> [Set problem]: Output the data below in full, byte for byte. Nothing may differ.

> [Stored entries]:
■ ■ ■ ■ ■
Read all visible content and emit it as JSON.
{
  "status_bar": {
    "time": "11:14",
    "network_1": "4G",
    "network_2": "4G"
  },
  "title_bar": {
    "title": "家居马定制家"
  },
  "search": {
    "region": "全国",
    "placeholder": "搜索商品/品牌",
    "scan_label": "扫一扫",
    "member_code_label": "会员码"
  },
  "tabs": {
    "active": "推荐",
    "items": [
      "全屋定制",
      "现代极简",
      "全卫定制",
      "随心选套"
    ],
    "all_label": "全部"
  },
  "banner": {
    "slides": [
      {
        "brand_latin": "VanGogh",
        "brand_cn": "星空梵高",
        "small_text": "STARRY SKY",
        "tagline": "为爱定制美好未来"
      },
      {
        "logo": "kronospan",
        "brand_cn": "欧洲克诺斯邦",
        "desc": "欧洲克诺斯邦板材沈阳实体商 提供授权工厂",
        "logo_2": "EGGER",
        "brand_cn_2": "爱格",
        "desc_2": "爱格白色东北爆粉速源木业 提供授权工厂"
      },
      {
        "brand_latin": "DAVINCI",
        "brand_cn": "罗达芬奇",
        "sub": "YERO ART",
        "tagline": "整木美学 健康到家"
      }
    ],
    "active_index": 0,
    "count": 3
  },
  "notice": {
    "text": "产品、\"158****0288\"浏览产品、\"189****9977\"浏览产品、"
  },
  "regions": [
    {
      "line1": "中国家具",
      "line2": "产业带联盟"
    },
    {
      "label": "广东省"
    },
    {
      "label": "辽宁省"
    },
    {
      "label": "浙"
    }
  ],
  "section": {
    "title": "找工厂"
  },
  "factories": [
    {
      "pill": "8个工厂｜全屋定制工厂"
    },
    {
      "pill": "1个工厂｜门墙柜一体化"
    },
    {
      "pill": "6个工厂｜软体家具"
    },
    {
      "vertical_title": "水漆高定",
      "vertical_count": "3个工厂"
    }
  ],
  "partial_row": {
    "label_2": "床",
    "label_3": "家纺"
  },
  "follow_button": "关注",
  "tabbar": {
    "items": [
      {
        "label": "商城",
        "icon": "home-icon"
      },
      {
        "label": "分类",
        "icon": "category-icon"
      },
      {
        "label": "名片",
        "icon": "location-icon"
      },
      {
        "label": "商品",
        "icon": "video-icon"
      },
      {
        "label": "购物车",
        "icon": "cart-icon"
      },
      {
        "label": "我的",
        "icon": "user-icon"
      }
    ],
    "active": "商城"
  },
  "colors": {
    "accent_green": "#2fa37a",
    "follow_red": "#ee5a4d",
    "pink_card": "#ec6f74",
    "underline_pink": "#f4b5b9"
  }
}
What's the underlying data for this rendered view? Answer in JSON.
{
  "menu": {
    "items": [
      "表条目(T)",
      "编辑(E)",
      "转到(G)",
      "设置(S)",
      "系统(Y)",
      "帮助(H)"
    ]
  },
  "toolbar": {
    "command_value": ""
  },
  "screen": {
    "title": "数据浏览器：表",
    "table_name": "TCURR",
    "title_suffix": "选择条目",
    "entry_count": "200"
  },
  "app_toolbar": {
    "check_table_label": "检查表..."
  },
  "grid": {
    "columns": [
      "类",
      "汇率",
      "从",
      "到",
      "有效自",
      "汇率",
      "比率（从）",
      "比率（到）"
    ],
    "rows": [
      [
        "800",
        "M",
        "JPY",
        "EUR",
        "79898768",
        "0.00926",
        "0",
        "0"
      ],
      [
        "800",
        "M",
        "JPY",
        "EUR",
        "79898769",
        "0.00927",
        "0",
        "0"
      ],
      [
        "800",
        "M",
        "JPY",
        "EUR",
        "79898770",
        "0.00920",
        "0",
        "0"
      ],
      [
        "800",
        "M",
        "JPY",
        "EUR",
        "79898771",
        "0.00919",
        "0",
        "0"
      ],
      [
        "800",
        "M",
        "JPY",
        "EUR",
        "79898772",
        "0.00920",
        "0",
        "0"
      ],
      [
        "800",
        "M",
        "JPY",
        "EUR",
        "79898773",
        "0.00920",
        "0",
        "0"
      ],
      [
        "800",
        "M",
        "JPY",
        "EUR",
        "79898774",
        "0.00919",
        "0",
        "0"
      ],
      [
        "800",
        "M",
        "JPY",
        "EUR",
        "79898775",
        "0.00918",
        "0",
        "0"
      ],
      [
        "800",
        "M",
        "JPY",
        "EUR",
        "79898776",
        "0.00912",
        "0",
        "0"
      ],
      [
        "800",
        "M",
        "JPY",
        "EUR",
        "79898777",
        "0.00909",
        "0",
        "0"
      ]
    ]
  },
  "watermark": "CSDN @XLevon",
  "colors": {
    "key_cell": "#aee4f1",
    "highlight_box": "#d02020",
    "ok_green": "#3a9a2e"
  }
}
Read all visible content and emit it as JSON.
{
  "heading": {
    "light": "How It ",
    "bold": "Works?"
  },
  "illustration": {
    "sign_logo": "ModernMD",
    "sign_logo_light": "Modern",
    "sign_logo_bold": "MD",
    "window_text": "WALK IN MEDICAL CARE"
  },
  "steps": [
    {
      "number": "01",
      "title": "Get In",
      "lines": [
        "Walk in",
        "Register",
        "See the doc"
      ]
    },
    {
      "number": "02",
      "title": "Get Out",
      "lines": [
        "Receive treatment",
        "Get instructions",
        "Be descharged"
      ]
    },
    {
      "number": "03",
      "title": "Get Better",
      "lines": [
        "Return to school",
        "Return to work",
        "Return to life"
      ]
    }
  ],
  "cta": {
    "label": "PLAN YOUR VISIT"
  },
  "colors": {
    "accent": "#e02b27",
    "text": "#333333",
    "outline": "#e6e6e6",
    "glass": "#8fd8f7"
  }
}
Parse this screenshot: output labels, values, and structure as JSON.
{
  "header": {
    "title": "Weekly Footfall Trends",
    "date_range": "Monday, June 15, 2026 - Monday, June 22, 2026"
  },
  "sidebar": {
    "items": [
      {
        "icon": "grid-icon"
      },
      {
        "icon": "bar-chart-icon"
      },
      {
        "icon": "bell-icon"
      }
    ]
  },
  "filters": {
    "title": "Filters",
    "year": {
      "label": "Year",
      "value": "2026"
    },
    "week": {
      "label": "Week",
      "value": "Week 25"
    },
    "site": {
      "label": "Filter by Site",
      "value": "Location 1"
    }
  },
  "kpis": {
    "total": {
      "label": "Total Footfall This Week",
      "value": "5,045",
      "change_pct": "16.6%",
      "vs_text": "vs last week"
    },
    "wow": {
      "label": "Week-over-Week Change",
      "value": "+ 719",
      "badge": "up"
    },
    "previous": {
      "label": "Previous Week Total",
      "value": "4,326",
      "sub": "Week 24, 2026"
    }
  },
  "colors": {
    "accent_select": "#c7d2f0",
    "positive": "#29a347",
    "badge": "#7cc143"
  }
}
■ ■ ■ ■ ■
> [Solution for this exercise]:
Read all visible content and emit it as JSON.
{
  "status_bar": {
    "time": "11:14",
    "network_1": "4G",
    "network_2": "4G"
  },
  "title_bar": {
    "title": "家居马定制家"
  },
  "search": {
    "region": "全国",
    "placeholder": "搜索商品/品牌",
    "scan_label": "扫一扫",
    "member_code_label": "会员码"
  },
  "tabs": {
    "active": "推荐",
    "items": [
      "全屋定制",
      "现代极简",
      "全卫定制",
      "随心选套"
    ],
    "all_label": "全部"
  },
  "banner": {
    "slides": [
      {
        "brand_latin": "VanGogh",
        "brand_cn": "星空梵高",
        "small_text": "STARRY SKY",
        "tagline": "为爱定制美好未来"
      },
      {
        "logo": "kronospan",
        "brand_cn": "欧洲克诺斯邦",
        "desc": "欧洲克诺斯邦板材沈阳实体商 提供授权工厂",
        "logo_2": "EGGER",
        "brand_cn_2": "爱格",
        "desc_2": "爱格白色东北爆粉速源木业 提供授权工厂"
      },
      {
        "brand_latin": "DAVINCI",
        "brand_cn": "罗达芬奇",
        "sub": "YERO ART",
        "tagline": "整木美学 健康到家"
      }
    ],
    "active_index": 0,
    "count": 3
  },
  "notice": {
    "text": "产品、\"158****0288\"浏览产品、\"189****9977\"浏览产品、"
  },
  "regions": [
    {
      "line1": "中国家具",
      "line2": "产业带联盟"
    },
    {
      "label": "广东省"
    },
    {
      "label": "辽宁省"
    },
    {
      "label": "浙"
    }
  ],
  "section": {
    "title": "找工厂"
  },
  "factories": [
    {
      "pill": "8个工厂｜全屋定制工厂"
    },
    {
      "pill": "1个工厂｜门墙柜一体化"
    },
    {
      "pill": "6个工厂｜软体家具"
    },
    {
      "vertical_title": "水漆高定",
      "vertical_count": "3个工厂"
    }
  ],
  "partial_row": {
    "label_2": "床",
    "label_3": "家纺"
  },
  "follow_button": "关注",
  "tabbar": {
    "items": [
      {
        "label": "商城",
        "icon": "home-icon"
      },
      {
        "label": "分类",
        "icon": "category-icon"
      },
      {
        "label": "名片",
        "icon": "location-icon"
      },
      {
        "label": "商品",
        "icon": "video-icon"
      },
      {
        "label": "购物车",
        "icon": "cart-icon"
      },
      {
        "label": "我的",
        "icon": "user-icon"
      }
    ],
    "active": "商城"
  },
  "colors": {
    "accent_green": "#2fa37a",
    "follow_red": "#ee5a4d",
    "pink_card": "#ec6f74",
    "underline_pink": "#f4b5b9"
  }
}
What's the underlying data for this rendered view? Answer in JSON.
{
  "menu": {
    "items": [
      "表条目(T)",
      "编辑(E)",
      "转到(G)",
      "设置(S)",
      "系统(Y)",
      "帮助(H)"
    ]
  },
  "toolbar": {
    "command_value": ""
  },
  "screen": {
    "title": "数据浏览器：表",
    "table_name": "TCURR",
    "title_suffix": "选择条目",
    "entry_count": "200"
  },
  "app_toolbar": {
    "check_table_label": "检查表..."
  },
  "grid": {
    "columns": [
      "类",
      "汇率",
      "从",
      "到",
      "有效自",
      "汇率",
      "比率（从）",
      "比率（到）"
    ],
    "rows": [
      [
        "800",
        "M",
        "JPY",
        "EUR",
        "79898768",
        "0.00926",
        "0",
        "0"
      ],
      [
        "800",
        "M",
        "JPY",
        "EUR",
        "79898769",
        "0.00927",
        "0",
        "0"
      ],
      [
        "800",
        "M",
        "JPY",
        "EUR",
        "79898770",
        "0.00920",
        "0",
        "0"
      ],
      [
        "800",
        "M",
        "JPY",
        "EUR",
        "79898771",
        "0.00919",
        "0",
        "0"
      ],
      [
        "800",
        "M",
        "JPY",
        "EUR",
        "79898772",
        "0.00920",
        "0",
        "0"
      ],
      [
        "800",
        "M",
        "JPY",
        "EUR",
        "79898773",
        "0.00920",
        "0",
        "0"
      ],
      [
        "800",
        "M",
        "JPY",
        "EUR",
        "79898774",
        "0.00919",
        "0",
        "0"
      ],
      [
        "800",
        "M",
        "JPY",
        "EUR",
        "79898775",
        "0.00918",
        "0",
        "0"
      ],
      [
        "800",
        "M",
        "JPY",
        "EUR",
        "79898776",
        "0.00912",
        "0",
        "0"
      ],
      [
        "800",
        "M",
        "JPY",
        "EUR",
        "79898777",
        "0.00909",
        "0",
        "0"
      ]
    ]
  },
  "watermark": "CSDN @XLevon",
  "colors": {
    "key_cell": "#aee4f1",
    "highlight_box": "#d02020",
    "ok_green": "#3a9a2e"
  }
}
Read all visible content and emit it as JSON.
{
  "heading": {
    "light": "How It ",
    "bold": "Works?"
  },
  "illustration": {
    "sign_logo": "ModernMD",
    "sign_logo_light": "Modern",
    "sign_logo_bold": "MD",
    "window_text": "WALK IN MEDICAL CARE"
  },
  "steps": [
    {
      "number": "01",
      "title": "Get In",
      "lines": [
        "Walk in",
        "Register",
        "See the doc"
      ]
    },
    {
      "number": "02",
      "title": "Get Out",
      "lines": [
        "Receive treatment",
        "Get instructions",
        "Be descharged"
      ]
    },
    {
      "number": "03",
      "title": "Get Better",
      "lines": [
        "Return to school",
        "Return to work",
        "Return to life"
      ]
    }
  ],
  "cta": {
    "label": "PLAN YOUR VISIT"
  },
  "colors": {
    "accent": "#e02b27",
    "text": "#333333",
    "outline": "#e6e6e6",
    "glass": "#8fd8f7"
  }
}
Parse this screenshot: output labels, values, and structure as JSON.
{
  "header": {
    "title": "Weekly Footfall Trends",
    "date_range": "Monday, June 15, 2026 - Monday, June 22, 2026"
  },
  "sidebar": {
    "items": [
      {
        "icon": "grid-icon"
      },
      {
        "icon": "bar-chart-icon"
      },
      {
        "icon": "bell-icon"
      }
    ]
  },
  "filters": {
    "title": "Filters",
    "year": {
      "label": "Year",
      "value": "2026"
    },
    "week": {
      "label": "Week",
      "value": "Week 25"
    },
    "site": {
      "label": "Filter by Site",
      "value": "Location 1"
    }
  },
  "kpis": {
    "total": {
      "label": "Total Footfall This Week",
      "value": "5,045",
      "change_pct": "16.6%",
      "vs_text": "vs last week"
    },
    "wow": {
      "label": "Week-over-Week Change",
      "value": "+ 719",
      "badge": "up"
    },
    "previous": {
      "label": "Previous Week Total",
      "value": "4,326",
      "sub": "Week 24, 2026"
    }
  },
  "colors": {
    "accent_select": "#c7d2f0",
    "positive": "#29a347",
    "badge": "#7cc143"
  }
}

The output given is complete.